- _Request_
Transcribe the records that follow, preserving every word.

Data records
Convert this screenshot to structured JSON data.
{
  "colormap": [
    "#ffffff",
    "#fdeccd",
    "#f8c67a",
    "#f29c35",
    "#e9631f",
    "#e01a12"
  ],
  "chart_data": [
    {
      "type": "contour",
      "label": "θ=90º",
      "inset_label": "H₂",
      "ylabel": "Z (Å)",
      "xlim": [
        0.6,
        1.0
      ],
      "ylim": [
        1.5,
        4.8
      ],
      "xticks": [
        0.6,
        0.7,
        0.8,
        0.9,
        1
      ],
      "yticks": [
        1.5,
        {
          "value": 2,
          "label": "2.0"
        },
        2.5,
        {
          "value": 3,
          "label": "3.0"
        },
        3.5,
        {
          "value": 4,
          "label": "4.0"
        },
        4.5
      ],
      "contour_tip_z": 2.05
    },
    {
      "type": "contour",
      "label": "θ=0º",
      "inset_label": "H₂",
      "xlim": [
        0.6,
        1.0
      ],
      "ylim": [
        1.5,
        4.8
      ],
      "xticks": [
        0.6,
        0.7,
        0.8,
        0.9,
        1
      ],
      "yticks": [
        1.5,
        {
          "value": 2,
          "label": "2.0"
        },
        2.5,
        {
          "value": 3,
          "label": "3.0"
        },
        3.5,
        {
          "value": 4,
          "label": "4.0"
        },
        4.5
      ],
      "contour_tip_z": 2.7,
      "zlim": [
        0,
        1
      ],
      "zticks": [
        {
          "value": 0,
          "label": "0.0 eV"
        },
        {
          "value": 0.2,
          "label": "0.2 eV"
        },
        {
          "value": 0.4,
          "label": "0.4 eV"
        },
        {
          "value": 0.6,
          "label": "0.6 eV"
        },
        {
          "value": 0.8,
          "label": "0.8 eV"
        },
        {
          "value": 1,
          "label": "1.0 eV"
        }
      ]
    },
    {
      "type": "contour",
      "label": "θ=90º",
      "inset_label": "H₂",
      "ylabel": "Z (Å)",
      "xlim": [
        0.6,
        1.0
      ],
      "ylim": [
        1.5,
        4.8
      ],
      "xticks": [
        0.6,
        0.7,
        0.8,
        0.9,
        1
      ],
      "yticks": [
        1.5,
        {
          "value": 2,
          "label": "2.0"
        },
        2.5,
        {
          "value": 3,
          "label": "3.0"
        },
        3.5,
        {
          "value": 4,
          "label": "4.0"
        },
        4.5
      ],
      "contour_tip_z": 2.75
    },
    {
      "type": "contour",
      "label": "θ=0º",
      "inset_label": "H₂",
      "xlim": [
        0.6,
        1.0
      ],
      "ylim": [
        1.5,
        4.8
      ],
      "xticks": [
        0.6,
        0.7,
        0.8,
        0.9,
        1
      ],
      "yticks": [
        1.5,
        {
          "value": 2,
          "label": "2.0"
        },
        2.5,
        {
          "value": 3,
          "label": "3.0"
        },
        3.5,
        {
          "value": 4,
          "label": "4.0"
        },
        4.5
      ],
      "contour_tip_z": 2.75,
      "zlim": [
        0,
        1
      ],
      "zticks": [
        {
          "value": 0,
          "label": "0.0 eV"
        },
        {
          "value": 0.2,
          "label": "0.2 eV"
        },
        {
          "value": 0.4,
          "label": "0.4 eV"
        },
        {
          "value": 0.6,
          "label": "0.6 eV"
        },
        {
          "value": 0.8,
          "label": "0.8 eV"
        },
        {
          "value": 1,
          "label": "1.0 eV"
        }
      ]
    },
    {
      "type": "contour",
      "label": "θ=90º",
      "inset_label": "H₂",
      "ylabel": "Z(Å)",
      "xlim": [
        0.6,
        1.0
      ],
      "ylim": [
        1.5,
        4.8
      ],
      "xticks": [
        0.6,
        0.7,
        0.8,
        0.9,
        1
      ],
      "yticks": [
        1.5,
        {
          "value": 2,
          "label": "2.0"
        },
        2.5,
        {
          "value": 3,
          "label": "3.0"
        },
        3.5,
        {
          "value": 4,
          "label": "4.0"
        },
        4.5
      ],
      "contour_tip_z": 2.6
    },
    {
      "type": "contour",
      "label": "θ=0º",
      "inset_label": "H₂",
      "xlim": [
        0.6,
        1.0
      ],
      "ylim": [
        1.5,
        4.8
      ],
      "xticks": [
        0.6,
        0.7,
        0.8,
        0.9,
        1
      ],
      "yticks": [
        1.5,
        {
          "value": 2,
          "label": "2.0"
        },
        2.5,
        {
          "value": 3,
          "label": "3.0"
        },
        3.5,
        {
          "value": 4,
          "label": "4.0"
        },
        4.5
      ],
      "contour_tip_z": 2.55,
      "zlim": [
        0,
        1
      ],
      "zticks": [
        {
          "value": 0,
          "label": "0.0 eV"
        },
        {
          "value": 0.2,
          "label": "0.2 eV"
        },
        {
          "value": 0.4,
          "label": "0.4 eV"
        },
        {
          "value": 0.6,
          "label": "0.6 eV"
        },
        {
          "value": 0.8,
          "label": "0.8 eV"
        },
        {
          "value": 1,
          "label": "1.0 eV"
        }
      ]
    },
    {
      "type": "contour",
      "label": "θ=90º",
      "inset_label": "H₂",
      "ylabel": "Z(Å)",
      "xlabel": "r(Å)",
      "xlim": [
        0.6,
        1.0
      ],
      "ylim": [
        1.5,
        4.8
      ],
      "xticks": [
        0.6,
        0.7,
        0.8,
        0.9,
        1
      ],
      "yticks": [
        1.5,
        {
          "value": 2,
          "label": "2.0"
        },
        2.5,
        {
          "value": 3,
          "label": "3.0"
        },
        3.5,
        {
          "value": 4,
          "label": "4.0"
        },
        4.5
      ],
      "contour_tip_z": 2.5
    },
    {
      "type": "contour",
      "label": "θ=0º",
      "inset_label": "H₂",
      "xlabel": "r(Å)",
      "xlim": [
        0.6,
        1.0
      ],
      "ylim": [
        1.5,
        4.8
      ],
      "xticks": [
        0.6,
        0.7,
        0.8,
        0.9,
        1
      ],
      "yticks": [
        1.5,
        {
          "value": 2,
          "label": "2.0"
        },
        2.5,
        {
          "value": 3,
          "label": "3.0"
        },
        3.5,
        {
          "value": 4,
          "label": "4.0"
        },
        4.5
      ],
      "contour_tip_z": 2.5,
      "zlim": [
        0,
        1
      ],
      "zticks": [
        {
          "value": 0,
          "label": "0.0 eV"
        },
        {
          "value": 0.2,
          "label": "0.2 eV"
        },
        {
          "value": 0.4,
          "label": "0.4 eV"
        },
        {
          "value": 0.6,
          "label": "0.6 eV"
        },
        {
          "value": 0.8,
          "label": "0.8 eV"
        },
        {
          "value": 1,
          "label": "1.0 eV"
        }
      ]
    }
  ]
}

- _Solution below_
Convert this screenshot to structured JSON data.
{
  "colormap": [
    "#ffffff",
    "#fdeccd",
    "#f8c67a",
    "#f29c35",
    "#e9631f",
    "#e01a12"
  ],
  "chart_data": [
    {
      "type": "contour",
      "label": "θ=90º",
      "inset_label": "H₂",
      "ylabel": "Z (Å)",
      "xlim": [
        0.6,
        1.0
      ],
      "ylim": [
        1.5,
        4.8
      ],
      "xticks": [
        0.6,
        0.7,
        0.8,
        0.9,
        1
      ],
      "yticks": [
        1.5,
        {
          "value": 2,
          "label": "2.0"
        },
        2.5,
        {
          "value": 3,
          "label": "3.0"
        },
        3.5,
        {
          "value": 4,
          "label": "4.0"
        },
        4.5
      ],
      "contour_tip_z": 2.05
    },
    {
      "type": "contour",
      "label": "θ=0º",
      "inset_label": "H₂",
      "xlim": [
        0.6,
        1.0
      ],
      "ylim": [
        1.5,
        4.8
      ],
      "xticks": [
        0.6,
        0.7,
        0.8,
        0.9,
        1
      ],
      "yticks": [
        1.5,
        {
          "value": 2,
          "label": "2.0"
        },
        2.5,
        {
          "value": 3,
          "label": "3.0"
        },
        3.5,
        {
          "value": 4,
          "label": "4.0"
        },
        4.5
      ],
      "contour_tip_z": 2.7,
      "zlim": [
        0,
        1
      ],
      "zticks": [
        {
          "value": 0,
          "label": "0.0 eV"
        },
        {
          "value": 0.2,
          "label": "0.2 eV"
        },
        {
          "value": 0.4,
          "label": "0.4 eV"
        },
        {
          "value": 0.6,
          "label": "0.6 eV"
        },
        {
          "value": 0.8,
          "label": "0.8 eV"
        },
        {
          "value": 1,
          "label": "1.0 eV"
        }
      ]
    },
    {
      "type": "contour",
      "label": "θ=90º",
      "inset_label": "H₂",
      "ylabel": "Z (Å)",
      "xlim": [
        0.6,
        1.0
      ],
      "ylim": [
        1.5,
        4.8
      ],
      "xticks": [
        0.6,
        0.7,
        0.8,
        0.9,
        1
      ],
      "yticks": [
        1.5,
        {
          "value": 2,
          "label": "2.0"
        },
        2.5,
        {
          "value": 3,
          "label": "3.0"
        },
        3.5,
        {
          "value": 4,
          "label": "4.0"
        },
        4.5
      ],
      "contour_tip_z": 2.75
    },
    {
      "type": "contour",
      "label": "θ=0º",
      "inset_label": "H₂",
      "xlim": [
        0.6,
        1.0
      ],
      "ylim": [
        1.5,
        4.8
      ],
      "xticks": [
        0.6,
        0.7,
        0.8,
        0.9,
        1
      ],
      "yticks": [
        1.5,
        {
          "value": 2,
          "label": "2.0"
        },
        2.5,
        {
          "value": 3,
          "label": "3.0"
        },
        3.5,
        {
          "value": 4,
          "label": "4.0"
        },
        4.5
      ],
      "contour_tip_z": 2.75,
      "zlim": [
        0,
        1
      ],
      "zticks": [
        {
          "value": 0,
          "label": "0.0 eV"
        },
        {
          "value": 0.2,
          "label": "0.2 eV"
        },
        {
          "value": 0.4,
          "label": "0.4 eV"
        },
        {
          "value": 0.6,
          "label": "0.6 eV"
        },
        {
          "value": 0.8,
          "label": "0.8 eV"
        },
        {
          "value": 1,
          "label": "1.0 eV"
        }
      ]
    },
    {
      "type": "contour",
      "label": "θ=90º",
      "inset_label": "H₂",
      "ylabel": "Z(Å)",
      "xlim": [
        0.6,
        1.0
      ],
      "ylim": [
        1.5,
        4.8
      ],
      "xticks": [
        0.6,
        0.7,
        0.8,
        0.9,
        1
      ],
      "yticks": [
        1.5,
        {
          "value": 2,
          "label": "2.0"
        },
        2.5,
        {
          "value": 3,
          "label": "3.0"
        },
        3.5,
        {
          "value": 4,
          "label": "4.0"
        },
        4.5
      ],
      "contour_tip_z": 2.6
    },
    {
      "type": "contour",
      "label": "θ=0º",
      "inset_label": "H₂",
      "xlim": [
        0.6,
        1.0
      ],
      "ylim": [
        1.5,
        4.8
      ],
      "xticks": [
        0.6,
        0.7,
        0.8,
        0.9,
        1
      ],
      "yticks": [
        1.5,
        {
          "value": 2,
          "label": "2.0"
        },
        2.5,
        {
          "value": 3,
          "label": "3.0"
        },
        3.5,
        {
          "value": 4,
          "label": "4.0"
        },
        4.5
      ],
      "contour_tip_z": 2.55,
      "zlim": [
        0,
        1
      ],
      "zticks": [
        {
          "value": 0,
          "label": "0.0 eV"
        },
        {
          "value": 0.2,
          "label": "0.2 eV"
        },
        {
          "value": 0.4,
          "label": "0.4 eV"
        },
        {
          "value": 0.6,
          "label": "0.6 eV"
        },
        {
          "value": 0.8,
          "label": "0.8 eV"
        },
        {
          "value": 1,
          "label": "1.0 eV"
        }
      ]
    },
    {
      "type": "contour",
      "label": "θ=90º",
      "inset_label": "H₂",
      "ylabel": "Z(Å)",
      "xlabel": "r(Å)",
      "xlim": [
        0.6,
        1.0
      ],
      "ylim": [
        1.5,
        4.8
      ],
      "xticks": [
        0.6,
        0.7,
        0.8,
        0.9,
        1
      ],
      "yticks": [
        1.5,
        {
          "value": 2,
          "label": "2.0"
        },
        2.5,
        {
          "value": 3,
          "label": "3.0"
        },
        3.5,
        {
          "value": 4,
          "label": "4.0"
        },
        4.5
      ],
      "contour_tip_z": 2.5
    },
    {
      "type": "contour",
      "label": "θ=0º",
      "inset_label": "H₂",
      "xlabel": "r(Å)",
      "xlim": [
        0.6,
        1.0
      ],
      "ylim": [
        1.5,
        4.8
      ],
      "xticks": [
        0.6,
        0.7,
        0.8,
        0.9,
        1
      ],
      "yticks": [
        1.5,
        {
          "value": 2,
          "label": "2.0"
        },
        2.5,
        {
          "value": 3,
          "label": "3.0"
        },
        3.5,
        {
          "value": 4,
          "label": "4.0"
        },
        4.5
      ],
      "contour_tip_z": 2.5,
      "zlim": [
        0,
        1
      ],
      "zticks": [
        {
          "value": 0,
          "label": "0.0 eV"
        },
        {
          "value": 0.2,
          "label": "0.2 eV"
        },
        {
          "value": 0.4,
          "label": "0.4 eV"
        },
        {
          "value": 0.6,
          "label": "0.6 eV"
        },
        {
          "value": 0.8,
          "label": "0.8 eV"
        },
        {
          "value": 1,
          "label": "1.0 eV"
        }
      ]
    }
  ]
}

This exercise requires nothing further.